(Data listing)
▶
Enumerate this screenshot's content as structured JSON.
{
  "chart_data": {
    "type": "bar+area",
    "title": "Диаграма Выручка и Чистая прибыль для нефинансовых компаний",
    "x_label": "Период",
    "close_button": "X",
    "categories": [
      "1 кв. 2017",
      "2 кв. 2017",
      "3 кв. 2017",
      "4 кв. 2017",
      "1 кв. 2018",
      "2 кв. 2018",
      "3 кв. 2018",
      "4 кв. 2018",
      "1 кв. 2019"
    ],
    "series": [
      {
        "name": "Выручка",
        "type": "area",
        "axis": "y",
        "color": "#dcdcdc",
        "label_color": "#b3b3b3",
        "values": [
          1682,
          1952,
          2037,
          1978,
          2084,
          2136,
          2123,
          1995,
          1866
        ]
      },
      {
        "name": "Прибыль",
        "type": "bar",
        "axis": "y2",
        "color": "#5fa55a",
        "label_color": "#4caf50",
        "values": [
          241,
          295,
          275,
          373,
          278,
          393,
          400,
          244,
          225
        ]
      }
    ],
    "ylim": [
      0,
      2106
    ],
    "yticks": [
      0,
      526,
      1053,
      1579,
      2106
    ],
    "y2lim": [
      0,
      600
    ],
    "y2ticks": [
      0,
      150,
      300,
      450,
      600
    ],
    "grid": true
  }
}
◀
=== Directive ===
Determine how many lines of this listing contain "Выручка", and give only the number.

=== Reply to the exercise ===
2